-- BEGIN --

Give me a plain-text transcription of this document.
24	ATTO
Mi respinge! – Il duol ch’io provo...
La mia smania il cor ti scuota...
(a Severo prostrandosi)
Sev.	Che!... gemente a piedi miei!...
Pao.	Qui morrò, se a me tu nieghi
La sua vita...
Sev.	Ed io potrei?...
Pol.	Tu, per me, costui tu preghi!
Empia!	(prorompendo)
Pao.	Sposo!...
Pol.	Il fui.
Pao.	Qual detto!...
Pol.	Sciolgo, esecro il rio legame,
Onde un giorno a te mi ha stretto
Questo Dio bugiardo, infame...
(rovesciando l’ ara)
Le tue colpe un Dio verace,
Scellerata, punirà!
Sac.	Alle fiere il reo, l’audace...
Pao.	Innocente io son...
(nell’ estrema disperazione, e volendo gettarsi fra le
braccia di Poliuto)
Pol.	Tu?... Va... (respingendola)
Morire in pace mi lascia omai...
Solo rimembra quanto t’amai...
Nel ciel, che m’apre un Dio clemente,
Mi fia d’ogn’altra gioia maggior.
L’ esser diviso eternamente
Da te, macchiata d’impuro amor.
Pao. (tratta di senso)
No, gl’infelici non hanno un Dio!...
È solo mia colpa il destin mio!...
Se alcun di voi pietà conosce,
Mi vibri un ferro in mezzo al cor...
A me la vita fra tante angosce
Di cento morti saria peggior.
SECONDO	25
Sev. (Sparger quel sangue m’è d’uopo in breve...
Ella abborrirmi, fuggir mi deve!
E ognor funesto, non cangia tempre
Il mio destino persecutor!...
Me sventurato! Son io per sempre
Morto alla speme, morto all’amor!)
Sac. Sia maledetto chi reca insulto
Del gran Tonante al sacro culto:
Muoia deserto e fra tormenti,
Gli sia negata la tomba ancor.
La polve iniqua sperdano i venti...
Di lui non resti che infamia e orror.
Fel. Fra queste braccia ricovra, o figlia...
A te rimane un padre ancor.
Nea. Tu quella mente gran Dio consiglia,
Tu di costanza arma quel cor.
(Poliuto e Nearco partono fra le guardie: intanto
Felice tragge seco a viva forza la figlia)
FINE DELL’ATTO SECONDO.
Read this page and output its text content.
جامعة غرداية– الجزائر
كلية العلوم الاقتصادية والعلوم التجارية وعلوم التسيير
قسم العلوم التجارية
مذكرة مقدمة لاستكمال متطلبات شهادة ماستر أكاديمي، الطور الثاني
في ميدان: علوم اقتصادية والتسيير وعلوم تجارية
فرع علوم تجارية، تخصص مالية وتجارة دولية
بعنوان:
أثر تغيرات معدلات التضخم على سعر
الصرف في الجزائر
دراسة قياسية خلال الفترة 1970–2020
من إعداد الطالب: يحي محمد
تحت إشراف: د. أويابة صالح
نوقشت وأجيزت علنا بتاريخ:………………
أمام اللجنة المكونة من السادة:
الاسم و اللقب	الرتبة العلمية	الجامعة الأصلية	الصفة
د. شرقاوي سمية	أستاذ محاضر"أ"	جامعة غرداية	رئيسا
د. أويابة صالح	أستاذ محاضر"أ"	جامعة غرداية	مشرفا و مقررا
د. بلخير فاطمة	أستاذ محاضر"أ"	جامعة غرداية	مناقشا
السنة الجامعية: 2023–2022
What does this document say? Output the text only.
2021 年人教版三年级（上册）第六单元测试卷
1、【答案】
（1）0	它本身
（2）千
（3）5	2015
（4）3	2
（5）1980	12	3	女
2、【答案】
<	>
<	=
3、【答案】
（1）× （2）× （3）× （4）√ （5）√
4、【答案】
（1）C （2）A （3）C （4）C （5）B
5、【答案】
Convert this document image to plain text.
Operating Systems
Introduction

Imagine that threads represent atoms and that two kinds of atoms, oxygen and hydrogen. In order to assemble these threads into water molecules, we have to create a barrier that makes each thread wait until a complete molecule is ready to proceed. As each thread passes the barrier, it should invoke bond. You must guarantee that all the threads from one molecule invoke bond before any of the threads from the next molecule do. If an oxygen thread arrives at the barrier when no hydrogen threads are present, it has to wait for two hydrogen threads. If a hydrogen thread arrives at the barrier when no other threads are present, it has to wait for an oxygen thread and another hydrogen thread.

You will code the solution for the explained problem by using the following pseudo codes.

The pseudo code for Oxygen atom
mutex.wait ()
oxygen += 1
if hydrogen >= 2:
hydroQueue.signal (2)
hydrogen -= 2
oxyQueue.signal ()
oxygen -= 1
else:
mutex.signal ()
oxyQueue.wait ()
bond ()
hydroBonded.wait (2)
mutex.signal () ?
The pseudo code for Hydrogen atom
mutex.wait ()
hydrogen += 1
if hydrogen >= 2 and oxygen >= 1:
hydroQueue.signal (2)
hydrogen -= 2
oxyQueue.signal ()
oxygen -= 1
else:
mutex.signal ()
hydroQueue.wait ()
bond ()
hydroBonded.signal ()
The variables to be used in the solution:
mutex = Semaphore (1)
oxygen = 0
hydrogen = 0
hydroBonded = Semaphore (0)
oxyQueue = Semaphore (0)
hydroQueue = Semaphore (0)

-- END --

# What is needed:
Search the records above for the string "hydroQueue". Copy every line that contains it.

# The reply:
hydroQueue.signal (2)
hydroQueue.signal (2)
hydroQueue.wait ()
hydroQueue = Semaphore (0)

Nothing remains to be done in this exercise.